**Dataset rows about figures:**
::::::::

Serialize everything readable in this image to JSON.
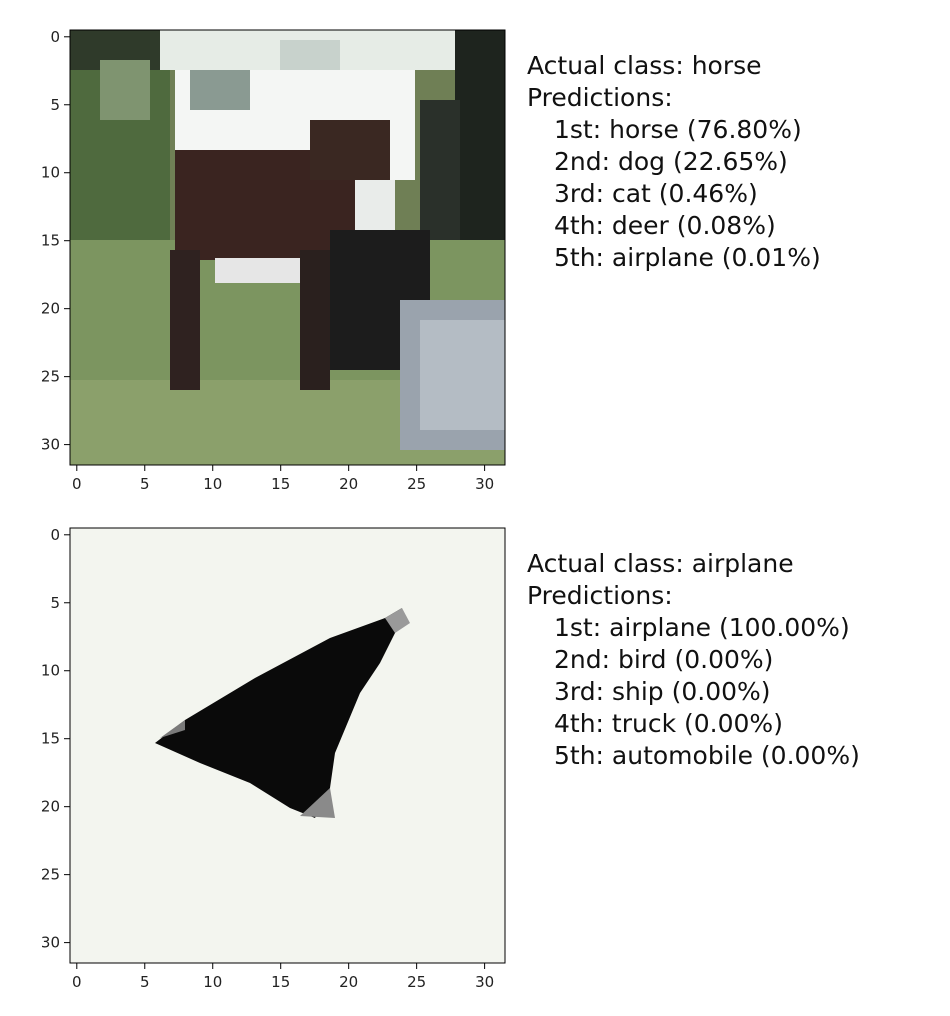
{
  "panels": [
    {
      "image_subject": "horse",
      "actual_label": "Actual class: horse",
      "predictions_label": "Predictions:",
      "predictions": [
        "1st: horse (76.80%)",
        "2nd: dog (22.65%)",
        "3rd: cat (0.46%)",
        "4th: deer (0.08%)",
        "5th: airplane (0.01%)"
      ]
    },
    {
      "image_subject": "airplane",
      "actual_label": "Actual class: airplane",
      "predictions_label": "Predictions:",
      "predictions": [
        "1st: airplane (100.00%)",
        "2nd: bird (0.00%)",
        "3rd: ship (0.00%)",
        "4th: truck (0.00%)",
        "5th: automobile (0.00%)"
      ]
    }
  ],
  "axis_ticks": {
    "x": [
      "0",
      "5",
      "10",
      "15",
      "20",
      "25",
      "30"
    ],
    "y": [
      "0",
      "5",
      "10",
      "15",
      "20",
      "25",
      "30"
    ]
  }
}
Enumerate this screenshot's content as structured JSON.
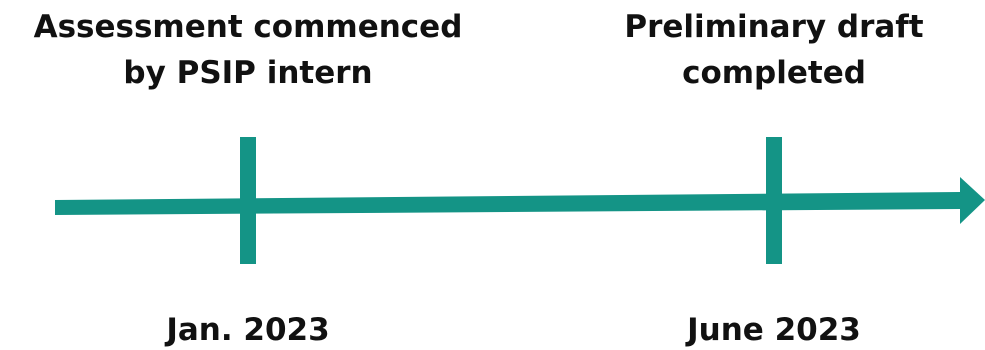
{
  "colors": {
    "line": "#149486",
    "text": "#111111"
  },
  "events": [
    {
      "title_line1": "Assessment commenced",
      "title_line2": "by PSIP intern",
      "date": "Jan. 2023"
    },
    {
      "title_line1": "Preliminary draft",
      "title_line2": "completed",
      "date": "June 2023"
    }
  ]
}
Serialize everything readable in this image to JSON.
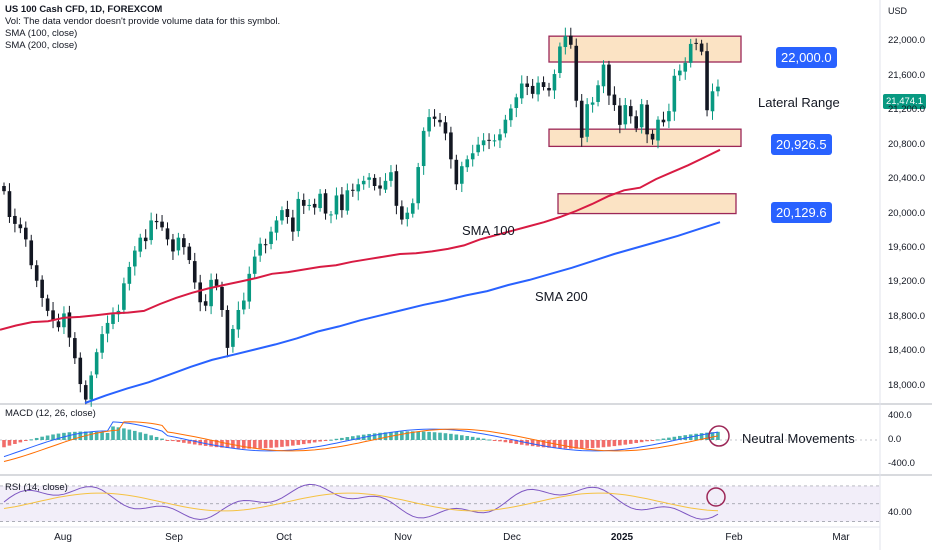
{
  "header": {
    "title": "US 100 Cash CFD, 1D, FOREXCOM",
    "vol_note": "Vol: The data vendor doesn't provide volume data for this symbol.",
    "sma100_label": "SMA (100, close)",
    "sma200_label": "SMA (200, close)"
  },
  "currency": "USD",
  "annotations": {
    "level_high": "22,000.0",
    "level_mid": "20,926.5",
    "level_low": "20,129.6",
    "lateral_range": "Lateral Range",
    "sma100": "SMA 100",
    "sma200": "SMA 200",
    "neutral": "Neutral Movements"
  },
  "last_price": "21,474.1",
  "macd_title": "MACD (12, 26, close)",
  "rsi_title": "RSI (14, close)",
  "colors": {
    "up": "#089981",
    "down": "#131722",
    "sma100": "#d81b43",
    "sma200": "#2962ff",
    "macd": "#2962ff",
    "signal": "#ff6d00",
    "rsi": "#7e57c2",
    "zone": "#fbe3c4",
    "zone_border": "#9c2757",
    "tag": "#2962ff"
  },
  "chart_data": [
    {
      "type": "candlestick",
      "title": "US 100 Cash CFD, 1D, FOREXCOM",
      "x_ticks": [
        "Aug",
        "Sep",
        "Oct",
        "Nov",
        "Dec",
        "2025",
        "Feb",
        "Mar"
      ],
      "y_ticks": [
        "22,000.0",
        "21,600.0",
        "21,200.0",
        "20,800.0",
        "20,400.0",
        "20,000.0",
        "19,600.0",
        "19,200.0",
        "18,800.0",
        "18,400.0",
        "18,000.0"
      ],
      "ylim": [
        17800,
        22480
      ],
      "closes": [
        20260,
        19960,
        19880,
        19830,
        19700,
        19400,
        19220,
        19020,
        18870,
        18760,
        18680,
        18840,
        18560,
        18320,
        18020,
        17840,
        18120,
        18390,
        18600,
        18730,
        18830,
        18870,
        19190,
        19380,
        19570,
        19720,
        19680,
        19920,
        19900,
        19840,
        19700,
        19560,
        19720,
        19610,
        19460,
        19200,
        18970,
        18930,
        19230,
        19160,
        18880,
        18440,
        18660,
        18880,
        18990,
        19300,
        19500,
        19650,
        19640,
        19790,
        19920,
        20040,
        19960,
        19790,
        20170,
        20090,
        20100,
        20070,
        20230,
        20000,
        19990,
        20210,
        20040,
        20270,
        20270,
        20340,
        20380,
        20420,
        20320,
        20290,
        20380,
        20480,
        20090,
        19930,
        20010,
        20120,
        20540,
        20960,
        21120,
        21100,
        21060,
        20930,
        20630,
        20340,
        20550,
        20630,
        20700,
        20800,
        20850,
        20850,
        20850,
        20920,
        21090,
        21220,
        21350,
        21510,
        21470,
        21390,
        21520,
        21470,
        21430,
        21620,
        21940,
        22060,
        21960,
        21310,
        20880,
        21270,
        21290,
        21490,
        21730,
        21370,
        21260,
        21030,
        21260,
        21130,
        20990,
        21270,
        20920,
        20860,
        21090,
        21060,
        21190,
        21600,
        21660,
        21750,
        21970,
        21980,
        21880,
        21200,
        21420,
        21474
      ],
      "sma100": [
        18650,
        18700,
        18740,
        18750,
        18790,
        18800,
        18820,
        18840,
        18850,
        18870,
        18950,
        19020,
        19080,
        19130,
        19170,
        19210,
        19250,
        19300,
        19320,
        19350,
        19380,
        19400,
        19440,
        19470,
        19500,
        19530,
        19540,
        19560,
        19590,
        19630,
        19700,
        19750,
        19800,
        19850,
        19900,
        19960,
        20030,
        20110,
        20200,
        20270,
        20300,
        20400,
        20480,
        20560,
        20650,
        20740
      ],
      "sma200": [
        17800,
        17890,
        17970,
        18040,
        18130,
        18220,
        18300,
        18360,
        18420,
        18480,
        18550,
        18630,
        18690,
        18760,
        18820,
        18880,
        18940,
        18990,
        19050,
        19100,
        19170,
        19230,
        19300,
        19370,
        19450,
        19530,
        19600,
        19670,
        19740,
        19820,
        19900
      ],
      "zones": [
        [
          21760,
          22060
        ],
        [
          20780,
          20980
        ],
        [
          20000,
          20230
        ]
      ]
    },
    {
      "type": "bar",
      "title": "MACD (12, 26, close)",
      "y_ticks": [
        "400.0",
        "0.0",
        "-400.0"
      ],
      "ylim": [
        -560,
        560
      ]
    },
    {
      "type": "line",
      "title": "RSI (14, close)",
      "y_ticks": [
        "40.00"
      ],
      "ylim": [
        24,
        80
      ]
    }
  ]
}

::::::::

**What you need to do:**
Write out all the entries exactly, except for the pictures.

**Result for this exercise:**
Serialize everything readable in this image to JSON.
{
  "panels": [
    {
      "image_subject": "horse",
      "actual_label": "Actual class: horse",
      "predictions_label": "Predictions:",
      "predictions": [
        "1st: horse (76.80%)",
        "2nd: dog (22.65%)",
        "3rd: cat (0.46%)",
        "4th: deer (0.08%)",
        "5th: airplane (0.01%)"
      ]
    },
    {
      "image_subject": "airplane",
      "actual_label": "Actual class: airplane",
      "predictions_label": "Predictions:",
      "predictions": [
        "1st: airplane (100.00%)",
        "2nd: bird (0.00%)",
        "3rd: ship (0.00%)",
        "4th: truck (0.00%)",
        "5th: automobile (0.00%)"
      ]
    }
  ],
  "axis_ticks": {
    "x": [
      "0",
      "5",
      "10",
      "15",
      "20",
      "25",
      "30"
    ],
    "y": [
      "0",
      "5",
      "10",
      "15",
      "20",
      "25",
      "30"
    ]
  }
}
Enumerate this screenshot's content as structured JSON.
{
  "colors": {
    "line": "#149486",
    "text": "#111111"
  },
  "events": [
    {
      "title_line1": "Assessment commenced",
      "title_line2": "by PSIP intern",
      "date": "Jan. 2023"
    },
    {
      "title_line1": "Preliminary draft",
      "title_line2": "completed",
      "date": "June 2023"
    }
  ]
}
Serialize everything readable in this image to JSON.
{
  "header": {
    "title": "US 100 Cash CFD, 1D, FOREXCOM",
    "vol_note": "Vol: The data vendor doesn't provide volume data for this symbol.",
    "sma100_label": "SMA (100, close)",
    "sma200_label": "SMA (200, close)"
  },
  "currency": "USD",
  "annotations": {
    "level_high": "22,000.0",
    "level_mid": "20,926.5",
    "level_low": "20,129.6",
    "lateral_range": "Lateral Range",
    "sma100": "SMA 100",
    "sma200": "SMA 200",
    "neutral": "Neutral Movements"
  },
  "last_price": "21,474.1",
  "macd_title": "MACD (12, 26, close)",
  "rsi_title": "RSI (14, close)",
  "colors": {
    "up": "#089981",
    "down": "#131722",
    "sma100": "#d81b43",
    "sma200": "#2962ff",
    "macd": "#2962ff",
    "signal": "#ff6d00",
    "rsi": "#7e57c2",
    "zone": "#fbe3c4",
    "zone_border": "#9c2757",
    "tag": "#2962ff"
  },
  "chart_data": [
    {
      "type": "candlestick",
      "title": "US 100 Cash CFD, 1D, FOREXCOM",
      "x_ticks": [
        "Aug",
        "Sep",
        "Oct",
        "Nov",
        "Dec",
        "2025",
        "Feb",
        "Mar"
      ],
      "y_ticks": [
        "22,000.0",
        "21,600.0",
        "21,200.0",
        "20,800.0",
        "20,400.0",
        "20,000.0",
        "19,600.0",
        "19,200.0",
        "18,800.0",
        "18,400.0",
        "18,000.0"
      ],
      "ylim": [
        17800,
        22480
      ],
      "closes": [
        20260,
        19960,
        19880,
        19830,
        19700,
        19400,
        19220,
        19020,
        18870,
        18760,
        18680,
        18840,
        18560,
        18320,
        18020,
        17840,
        18120,
        18390,
        18600,
        18730,
        18830,
        18870,
        19190,
        19380,
        19570,
        19720,
        19680,
        19920,
        19900,
        19840,
        19700,
        19560,
        19720,
        19610,
        19460,
        19200,
        18970,
        18930,
        19230,
        19160,
        18880,
        18440,
        18660,
        18880,
        18990,
        19300,
        19500,
        19650,
        19640,
        19790,
        19920,
        20040,
        19960,
        19790,
        20170,
        20090,
        20100,
        20070,
        20230,
        20000,
        19990,
        20210,
        20040,
        20270,
        20270,
        20340,
        20380,
        20420,
        20320,
        20290,
        20380,
        20480,
        20090,
        19930,
        20010,
        20120,
        20540,
        20960,
        21120,
        21100,
        21060,
        20930,
        20630,
        20340,
        20550,
        20630,
        20700,
        20800,
        20850,
        20850,
        20850,
        20920,
        21090,
        21220,
        21350,
        21510,
        21470,
        21390,
        21520,
        21470,
        21430,
        21620,
        21940,
        22060,
        21960,
        21310,
        20880,
        21270,
        21290,
        21490,
        21730,
        21370,
        21260,
        21030,
        21260,
        21130,
        20990,
        21270,
        20920,
        20860,
        21090,
        21060,
        21190,
        21600,
        21660,
        21750,
        21970,
        21980,
        21880,
        21200,
        21420,
        21474
      ],
      "sma100": [
        18650,
        18700,
        18740,
        18750,
        18790,
        18800,
        18820,
        18840,
        18850,
        18870,
        18950,
        19020,
        19080,
        19130,
        19170,
        19210,
        19250,
        19300,
        19320,
        19350,
        19380,
        19400,
        19440,
        19470,
        19500,
        19530,
        19540,
        19560,
        19590,
        19630,
        19700,
        19750,
        19800,
        19850,
        19900,
        19960,
        20030,
        20110,
        20200,
        20270,
        20300,
        20400,
        20480,
        20560,
        20650,
        20740
      ],
      "sma200": [
        17800,
        17890,
        17970,
        18040,
        18130,
        18220,
        18300,
        18360,
        18420,
        18480,
        18550,
        18630,
        18690,
        18760,
        18820,
        18880,
        18940,
        18990,
        19050,
        19100,
        19170,
        19230,
        19300,
        19370,
        19450,
        19530,
        19600,
        19670,
        19740,
        19820,
        19900
      ],
      "zones": [
        [
          21760,
          22060
        ],
        [
          20780,
          20980
        ],
        [
          20000,
          20230
        ]
      ]
    },
    {
      "type": "bar",
      "title": "MACD (12, 26, close)",
      "y_ticks": [
        "400.0",
        "0.0",
        "-400.0"
      ],
      "ylim": [
        -560,
        560
      ]
    },
    {
      "type": "line",
      "title": "RSI (14, close)",
      "y_ticks": [
        "40.00"
      ],
      "ylim": [
        24,
        80
      ]
    }
  ]
}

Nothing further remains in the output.